[Request] Each line of the material below should be reproduced exactly.
************
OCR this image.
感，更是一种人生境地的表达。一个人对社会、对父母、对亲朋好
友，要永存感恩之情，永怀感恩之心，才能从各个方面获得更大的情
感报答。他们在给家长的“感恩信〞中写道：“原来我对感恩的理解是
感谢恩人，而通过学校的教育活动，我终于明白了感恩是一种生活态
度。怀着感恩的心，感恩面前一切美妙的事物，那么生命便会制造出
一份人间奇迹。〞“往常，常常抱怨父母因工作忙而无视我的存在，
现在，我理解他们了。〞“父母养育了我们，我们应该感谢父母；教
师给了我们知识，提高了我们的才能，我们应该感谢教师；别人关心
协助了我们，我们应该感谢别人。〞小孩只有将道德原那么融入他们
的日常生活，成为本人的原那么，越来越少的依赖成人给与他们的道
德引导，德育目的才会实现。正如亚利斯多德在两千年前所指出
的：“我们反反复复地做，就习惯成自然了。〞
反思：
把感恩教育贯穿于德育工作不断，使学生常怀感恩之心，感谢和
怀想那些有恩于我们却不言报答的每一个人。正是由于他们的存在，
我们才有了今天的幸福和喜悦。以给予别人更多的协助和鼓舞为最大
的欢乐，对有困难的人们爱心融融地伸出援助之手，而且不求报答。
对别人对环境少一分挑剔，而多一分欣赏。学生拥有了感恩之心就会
************
[Result of this task]
OCR this image.
感，更是一种人生境地的表达。一个人对社会、对父母、对亲朋好
友，要永存感恩之情，永怀感恩之心，才能从各个方面获得更大的情
感报答。他们在给家长的“感恩信〞中写道：“原来我对感恩的理解是
感谢恩人，而通过学校的教育活动，我终于明白了感恩是一种生活态
度。怀着感恩的心，感恩面前一切美妙的事物，那么生命便会制造出
一份人间奇迹。〞“往常，常常抱怨父母因工作忙而无视我的存在，
现在，我理解他们了。〞“父母养育了我们，我们应该感谢父母；教
师给了我们知识，提高了我们的才能，我们应该感谢教师；别人关心
协助了我们，我们应该感谢别人。〞小孩只有将道德原那么融入他们
的日常生活，成为本人的原那么，越来越少的依赖成人给与他们的道
德引导，德育目的才会实现。正如亚利斯多德在两千年前所指出
的：“我们反反复复地做，就习惯成自然了。〞
反思：
把感恩教育贯穿于德育工作不断，使学生常怀感恩之心，感谢和
怀想那些有恩于我们却不言报答的每一个人。正是由于他们的存在，
我们才有了今天的幸福和喜悦。以给予别人更多的协助和鼓舞为最大
的欢乐，对有困难的人们爱心融融地伸出援助之手，而且不求报答。
对别人对环境少一分挑剔，而多一分欣赏。学生拥有了感恩之心就会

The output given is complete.